ПУБЛИЦИСТИКА

Евгений Лукин Кризис номер два

В № 11 за прошлый год мы опубликовали острые (если не сказать — едкие) заметки Евгения Лукина «Вранье, ведущее к правде». В нынешней публикации, логически вытекающей из прошлой статьи, популярный фантаст пришел к еще более парадоксальным выводам. Так куда же на самом деле приводит «литературное вранье»?…

1.

Впервые за сто лет и на глазах моих

Меняется твоя таинственная карта.

Осип Мандельштам.

Пожаловался однажды преподаватель общественных наук:

— Спросишь об экономическом положении русского крестьянства накануне петровских реформ — отвечают: «Народу в те времена жилось плохо…». Ну допустим! А после реформ? «Тоже, — говорят, — плохо жилось…» Да ёлы-палы! Народу всегда жилось плохо! Ты мне про его экономическое положение расскажи…

Вот и с фантастикой та же история. Про какие годы ни спроси — вечно она в кризисе.

На самом деле за последнюю четверть века русская фантастика, если верить загибаемым пальцам, побывала в революционной ситуации (это когда авторы по-старому не могут, а читатели — не хотят) от силы дважды.

О первом кризисе, совпавшем с развалом Советского Союза, я поминал не раз. Поэтому повторюсь вкратце: в ту интересную эпоху — крысу ей за пазуху! — жизнь пошла невероятнее любого бреда, в результате чего термин «фантастика» практически обессмыслился.

Согласитесь, что, когда утрачивается понятие реальности, говорить о фантастических допущениях несколько затруднительно. Не знаю, как у других литераторов, а у меня тогда состояние было близкое к панике: да можно ли вообще что-либо выдумать в этом мире? Кроме железяк, конечно…

Затем, как и следовало ожидать, российское бытие вписалось в новые берега, народ более или менее привык к иным условиям — и кризис разрешился. Итогом его явились массовый замор «твердой» НФ и буйный расцвет фэнтези с сопутствующими ей хоррором, альтернативкой и проч. Передел печатных площадей исказил до полной неузнаваемости «Карту Страны Фантазии», нарисованную Георгием Иосифовичем Гуревичем еще в 1967 году и сохранявшую очертания вплоть до перестройки.

**Записи данных:**
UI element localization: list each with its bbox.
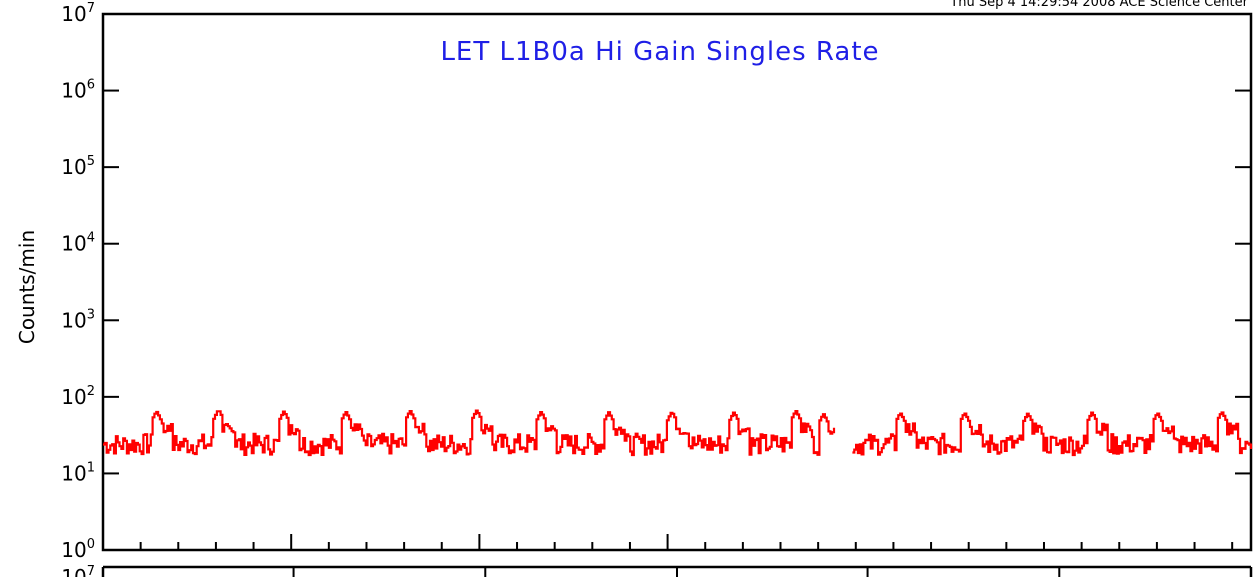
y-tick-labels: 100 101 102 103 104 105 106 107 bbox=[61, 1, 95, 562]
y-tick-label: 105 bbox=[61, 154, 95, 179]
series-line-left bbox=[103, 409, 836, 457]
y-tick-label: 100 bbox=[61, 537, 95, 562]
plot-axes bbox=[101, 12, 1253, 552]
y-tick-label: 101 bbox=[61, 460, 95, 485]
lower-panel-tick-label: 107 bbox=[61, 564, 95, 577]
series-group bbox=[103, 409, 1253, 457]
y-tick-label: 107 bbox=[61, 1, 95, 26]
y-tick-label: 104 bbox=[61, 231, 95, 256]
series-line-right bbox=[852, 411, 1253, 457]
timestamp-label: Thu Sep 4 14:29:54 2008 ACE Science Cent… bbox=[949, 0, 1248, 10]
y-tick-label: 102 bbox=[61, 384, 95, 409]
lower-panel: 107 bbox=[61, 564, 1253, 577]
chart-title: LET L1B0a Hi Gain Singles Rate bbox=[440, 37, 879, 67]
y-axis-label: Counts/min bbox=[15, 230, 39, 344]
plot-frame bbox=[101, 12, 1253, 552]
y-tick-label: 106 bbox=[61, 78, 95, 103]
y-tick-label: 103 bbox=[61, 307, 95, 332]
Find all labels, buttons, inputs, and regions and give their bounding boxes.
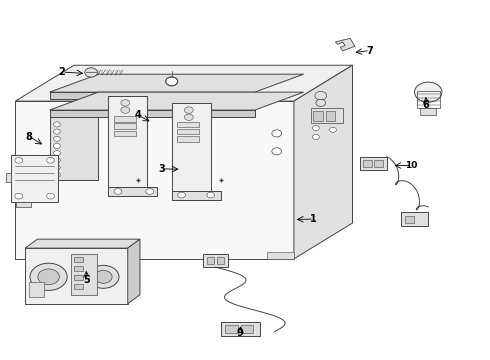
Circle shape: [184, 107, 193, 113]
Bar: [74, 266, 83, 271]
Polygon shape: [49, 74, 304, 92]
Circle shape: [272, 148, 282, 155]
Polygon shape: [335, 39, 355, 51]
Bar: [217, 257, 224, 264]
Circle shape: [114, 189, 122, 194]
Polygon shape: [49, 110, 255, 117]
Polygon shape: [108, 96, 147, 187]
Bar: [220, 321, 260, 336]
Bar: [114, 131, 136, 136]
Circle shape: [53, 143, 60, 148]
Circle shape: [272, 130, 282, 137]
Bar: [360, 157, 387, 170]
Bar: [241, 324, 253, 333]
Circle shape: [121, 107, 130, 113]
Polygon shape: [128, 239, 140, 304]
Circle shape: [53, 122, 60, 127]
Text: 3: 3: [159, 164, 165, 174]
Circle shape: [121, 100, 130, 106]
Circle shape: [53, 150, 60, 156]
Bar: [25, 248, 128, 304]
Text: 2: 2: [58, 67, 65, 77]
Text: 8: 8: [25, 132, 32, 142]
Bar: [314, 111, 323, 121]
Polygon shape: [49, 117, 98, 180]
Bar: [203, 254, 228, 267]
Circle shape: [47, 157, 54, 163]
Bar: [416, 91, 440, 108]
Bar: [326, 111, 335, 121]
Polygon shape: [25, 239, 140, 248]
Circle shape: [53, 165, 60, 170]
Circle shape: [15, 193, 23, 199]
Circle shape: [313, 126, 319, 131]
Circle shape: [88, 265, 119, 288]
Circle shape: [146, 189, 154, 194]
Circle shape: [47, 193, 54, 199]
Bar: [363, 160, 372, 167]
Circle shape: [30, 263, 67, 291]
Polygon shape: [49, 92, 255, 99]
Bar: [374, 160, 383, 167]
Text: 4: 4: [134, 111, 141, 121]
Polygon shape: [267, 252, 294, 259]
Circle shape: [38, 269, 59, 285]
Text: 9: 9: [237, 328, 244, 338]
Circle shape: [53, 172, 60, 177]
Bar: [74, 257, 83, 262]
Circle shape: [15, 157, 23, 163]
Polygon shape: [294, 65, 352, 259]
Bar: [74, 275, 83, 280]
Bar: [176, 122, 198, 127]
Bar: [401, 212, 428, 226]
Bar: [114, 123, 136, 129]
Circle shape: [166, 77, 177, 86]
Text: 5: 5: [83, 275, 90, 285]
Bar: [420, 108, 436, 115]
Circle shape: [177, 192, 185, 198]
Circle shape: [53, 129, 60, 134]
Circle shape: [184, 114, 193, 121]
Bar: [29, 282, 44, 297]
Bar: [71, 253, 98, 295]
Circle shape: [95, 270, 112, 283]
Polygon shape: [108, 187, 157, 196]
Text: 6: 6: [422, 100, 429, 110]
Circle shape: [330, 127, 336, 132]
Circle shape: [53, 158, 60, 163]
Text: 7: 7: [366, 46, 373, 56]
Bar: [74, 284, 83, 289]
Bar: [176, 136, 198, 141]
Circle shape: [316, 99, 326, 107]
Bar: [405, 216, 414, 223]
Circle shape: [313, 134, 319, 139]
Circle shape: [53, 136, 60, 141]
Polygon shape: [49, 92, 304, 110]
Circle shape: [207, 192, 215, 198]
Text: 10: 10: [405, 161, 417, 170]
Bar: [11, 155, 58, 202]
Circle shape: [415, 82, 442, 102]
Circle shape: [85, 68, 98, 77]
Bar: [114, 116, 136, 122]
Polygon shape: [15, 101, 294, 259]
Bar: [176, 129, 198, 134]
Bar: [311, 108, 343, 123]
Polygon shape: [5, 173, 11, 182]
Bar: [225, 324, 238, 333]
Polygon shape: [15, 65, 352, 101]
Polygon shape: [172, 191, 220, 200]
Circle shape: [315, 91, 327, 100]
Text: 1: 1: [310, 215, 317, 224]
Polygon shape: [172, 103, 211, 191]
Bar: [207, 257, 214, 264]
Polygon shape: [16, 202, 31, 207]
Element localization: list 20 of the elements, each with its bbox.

**Задание:**
Продолжите статью о кризисах русской фантастики, начиная сразу после ее последнего предложения.

**Ответ на задание:**
В данное время, как мне кажется, стремительно нарастает кризис номер два, так что «стране фантазии», видимо, грозит второй передел территории. А может, и не грозит — может, уже идет вовсю.

Существенное отличие нынешнего переломного момента от предыдущего заключается в том, что вызван он не кувырком окружающего бытия, как это было в прошлый раз, а кувырком общественного сознания.

Понятие реальности пусть в обновленном виде, но вернулось к россиянам. Зато понятие реализма расширилось настолько, что фантастике опять стало не от чего отличаться (тут, пожалуй, необходима оговорка: знаю, с литературоведческой точки зрения реализм и фантастика суть категории разного уровня и, следовательно, впрямую не соотносятся, однако в данном случае меня больше интересует мнение подавляющего большинства, склонного противополагать эти два явления сплошь и рядом).

2.

С кого они портеты пишут?

Где разговоры эти слышат?

Михаил Лермонтов.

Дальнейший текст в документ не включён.